- [What the exercise asks]: Retype the data below without altering anything.
—————
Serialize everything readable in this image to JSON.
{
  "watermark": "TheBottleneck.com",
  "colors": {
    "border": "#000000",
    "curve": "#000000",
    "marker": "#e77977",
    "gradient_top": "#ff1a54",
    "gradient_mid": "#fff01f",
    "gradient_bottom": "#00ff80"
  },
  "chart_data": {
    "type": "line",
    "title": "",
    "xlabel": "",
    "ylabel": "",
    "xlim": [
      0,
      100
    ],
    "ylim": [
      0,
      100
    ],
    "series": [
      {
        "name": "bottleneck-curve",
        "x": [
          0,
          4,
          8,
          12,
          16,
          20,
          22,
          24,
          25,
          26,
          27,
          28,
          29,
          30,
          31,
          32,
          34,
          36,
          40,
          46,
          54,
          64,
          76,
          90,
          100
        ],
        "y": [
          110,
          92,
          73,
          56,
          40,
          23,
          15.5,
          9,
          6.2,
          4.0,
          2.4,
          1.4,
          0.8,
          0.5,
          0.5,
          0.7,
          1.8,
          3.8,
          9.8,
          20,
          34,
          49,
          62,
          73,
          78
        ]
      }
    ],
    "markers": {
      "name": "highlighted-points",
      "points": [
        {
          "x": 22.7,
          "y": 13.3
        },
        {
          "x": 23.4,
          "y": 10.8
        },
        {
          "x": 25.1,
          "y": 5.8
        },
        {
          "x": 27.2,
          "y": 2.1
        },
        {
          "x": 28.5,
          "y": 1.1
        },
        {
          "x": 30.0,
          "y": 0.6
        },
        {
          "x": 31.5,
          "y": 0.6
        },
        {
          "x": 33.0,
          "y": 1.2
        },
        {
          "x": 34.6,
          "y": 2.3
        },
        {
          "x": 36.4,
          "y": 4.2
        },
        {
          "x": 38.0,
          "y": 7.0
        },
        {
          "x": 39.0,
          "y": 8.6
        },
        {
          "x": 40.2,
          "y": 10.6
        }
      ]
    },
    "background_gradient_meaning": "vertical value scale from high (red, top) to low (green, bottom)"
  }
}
—————
- [Exercise solution]:
Serialize everything readable in this image to JSON.
{
  "watermark": "TheBottleneck.com",
  "colors": {
    "border": "#000000",
    "curve": "#000000",
    "marker": "#e77977",
    "gradient_top": "#ff1a54",
    "gradient_mid": "#fff01f",
    "gradient_bottom": "#00ff80"
  },
  "chart_data": {
    "type": "line",
    "title": "",
    "xlabel": "",
    "ylabel": "",
    "xlim": [
      0,
      100
    ],
    "ylim": [
      0,
      100
    ],
    "series": [
      {
        "name": "bottleneck-curve",
        "x": [
          0,
          4,
          8,
          12,
          16,
          20,
          22,
          24,
          25,
          26,
          27,
          28,
          29,
          30,
          31,
          32,
          34,
          36,
          40,
          46,
          54,
          64,
          76,
          90,
          100
        ],
        "y": [
          110,
          92,
          73,
          56,
          40,
          23,
          15.5,
          9,
          6.2,
          4.0,
          2.4,
          1.4,
          0.8,
          0.5,
          0.5,
          0.7,
          1.8,
          3.8,
          9.8,
          20,
          34,
          49,
          62,
          73,
          78
        ]
      }
    ],
    "markers": {
      "name": "highlighted-points",
      "points": [
        {
          "x": 22.7,
          "y": 13.3
        },
        {
          "x": 23.4,
          "y": 10.8
        },
        {
          "x": 25.1,
          "y": 5.8
        },
        {
          "x": 27.2,
          "y": 2.1
        },
        {
          "x": 28.5,
          "y": 1.1
        },
        {
          "x": 30.0,
          "y": 0.6
        },
        {
          "x": 31.5,
          "y": 0.6
        },
        {
          "x": 33.0,
          "y": 1.2
        },
        {
          "x": 34.6,
          "y": 2.3
        },
        {
          "x": 36.4,
          "y": 4.2
        },
        {
          "x": 38.0,
          "y": 7.0
        },
        {
          "x": 39.0,
          "y": 8.6
        },
        {
          "x": 40.2,
          "y": 10.6
        }
      ]
    },
    "background_gradient_meaning": "vertical value scale from high (red, top) to low (green, bottom)"
  }
}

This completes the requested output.